• _DIRECTIVE_:
Write every entry out again exactly, please, and skip the pictures.

• _Stored data_:

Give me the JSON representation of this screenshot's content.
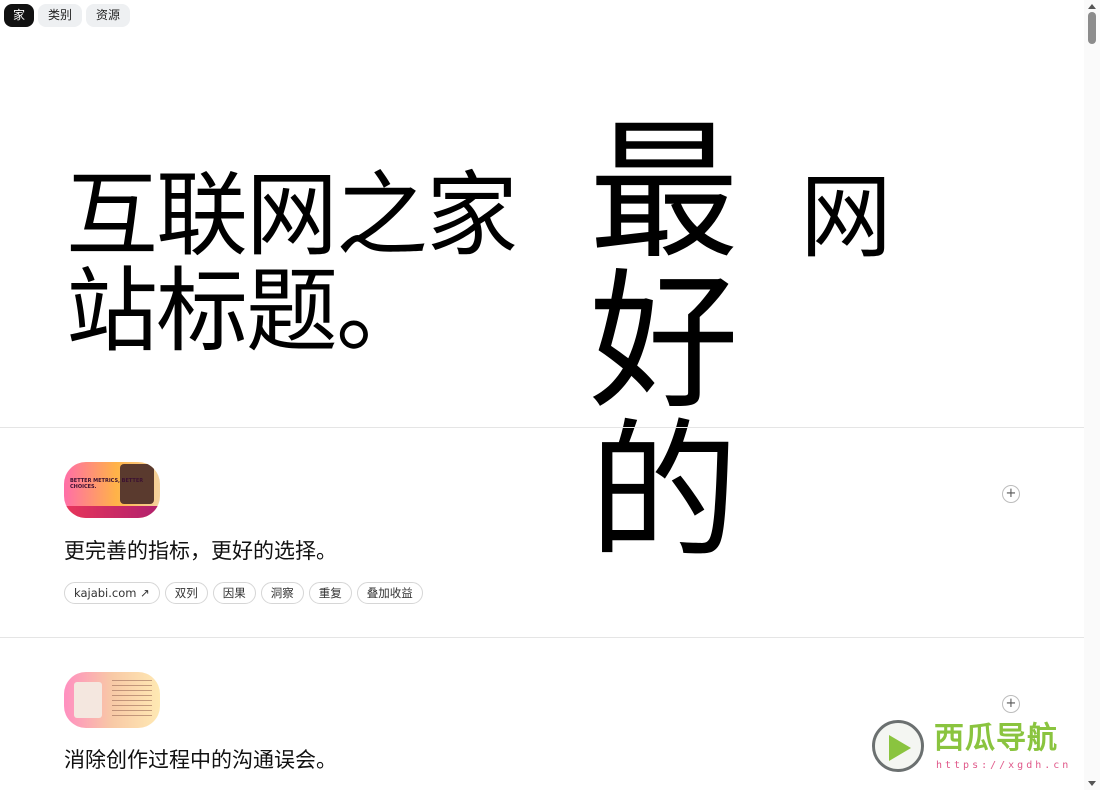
{
  "nav": {
    "items": [
      {
        "label": "家",
        "active": true
      },
      {
        "label": "类别",
        "active": false
      },
      {
        "label": "资源",
        "active": false
      }
    ]
  },
  "hero": {
    "title_line1": "互联网之家",
    "title_line2": "站标题。",
    "big_chars": [
      "最",
      "好",
      "的"
    ],
    "right_char": "网"
  },
  "rows": [
    {
      "thumb_text": "BETTER METRICS, BETTER CHOICES.",
      "title": "更完善的指标，更好的选择。",
      "tags": [
        "kajabi.com ↗",
        "双列",
        "因果",
        "洞察",
        "重复",
        "叠加收益"
      ]
    },
    {
      "title": "消除创作过程中的沟通误会。"
    }
  ],
  "watermark": {
    "name": "西瓜导航",
    "url": "https://xgdh.cn"
  },
  "colors": {
    "accent_green": "#8ac43f",
    "url_pink": "#e0588a",
    "active_nav": "#111111"
  }
}
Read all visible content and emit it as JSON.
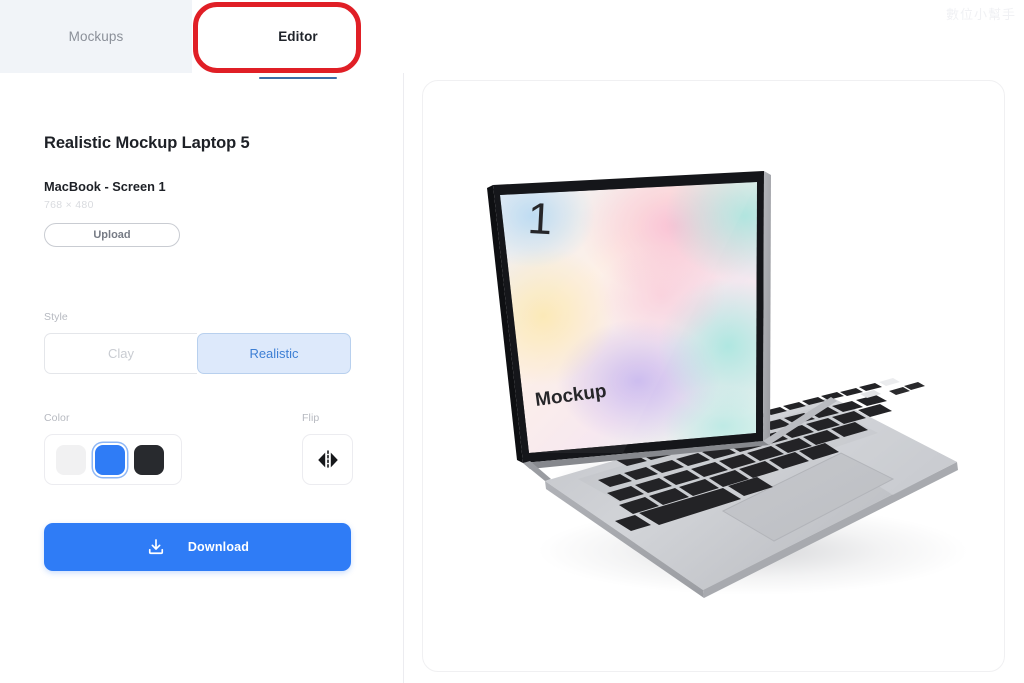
{
  "tabs": [
    {
      "label": "Mockups",
      "active": false
    },
    {
      "label": "Editor",
      "active": true
    }
  ],
  "annotation": {
    "shape": "red-rounded-rectangle",
    "color": "#e01f26",
    "target": "Editor"
  },
  "editor": {
    "title": "Realistic Mockup Laptop 5",
    "screen_name": "MacBook - Screen 1",
    "dimensions": "768 × 480",
    "upload_label": "Upload",
    "style": {
      "label": "Style",
      "options": [
        "Clay",
        "Realistic"
      ],
      "selected": "Realistic"
    },
    "color": {
      "label": "Color",
      "swatches": [
        "#f1f1f2",
        "#2f7cf6",
        "#282a2e"
      ],
      "selected_index": 1
    },
    "flip": {
      "label": "Flip",
      "icon": "flip-horizontal-icon"
    },
    "download_label": "Download",
    "download_icon": "download-icon",
    "accent_color": "#2f7cf6"
  },
  "canvas": {
    "watermark": "數位小幫手",
    "mockup": {
      "device": "MacBook",
      "screen_number": "1",
      "screen_caption": "Mockup",
      "body_color": "#c9cbcf",
      "bezel_color": "#1b1b1d"
    }
  }
}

• _RESULT_:
Give me the JSON representation of this screenshot's content.
{
  "nav": {
    "items": [
      {
        "label": "家",
        "active": true
      },
      {
        "label": "类别",
        "active": false
      },
      {
        "label": "资源",
        "active": false
      }
    ]
  },
  "hero": {
    "title_line1": "互联网之家",
    "title_line2": "站标题。",
    "big_chars": [
      "最",
      "好",
      "的"
    ],
    "right_char": "网"
  },
  "rows": [
    {
      "thumb_text": "BETTER METRICS, BETTER CHOICES.",
      "title": "更完善的指标，更好的选择。",
      "tags": [
        "kajabi.com ↗",
        "双列",
        "因果",
        "洞察",
        "重复",
        "叠加收益"
      ]
    },
    {
      "title": "消除创作过程中的沟通误会。"
    }
  ],
  "watermark": {
    "name": "西瓜导航",
    "url": "https://xgdh.cn"
  },
  "colors": {
    "accent_green": "#8ac43f",
    "url_pink": "#e0588a",
    "active_nav": "#111111"
  }
}
Read all visible content and emit it as JSON.
{
  "tabs": [
    {
      "label": "Mockups",
      "active": false
    },
    {
      "label": "Editor",
      "active": true
    }
  ],
  "annotation": {
    "shape": "red-rounded-rectangle",
    "color": "#e01f26",
    "target": "Editor"
  },
  "editor": {
    "title": "Realistic Mockup Laptop 5",
    "screen_name": "MacBook - Screen 1",
    "dimensions": "768 × 480",
    "upload_label": "Upload",
    "style": {
      "label": "Style",
      "options": [
        "Clay",
        "Realistic"
      ],
      "selected": "Realistic"
    },
    "color": {
      "label": "Color",
      "swatches": [
        "#f1f1f2",
        "#2f7cf6",
        "#282a2e"
      ],
      "selected_index": 1
    },
    "flip": {
      "label": "Flip",
      "icon": "flip-horizontal-icon"
    },
    "download_label": "Download",
    "download_icon": "download-icon",
    "accent_color": "#2f7cf6"
  },
  "canvas": {
    "watermark": "數位小幫手",
    "mockup": {
      "device": "MacBook",
      "screen_number": "1",
      "screen_caption": "Mockup",
      "body_color": "#c9cbcf",
      "bezel_color": "#1b1b1d"
    }
  }
}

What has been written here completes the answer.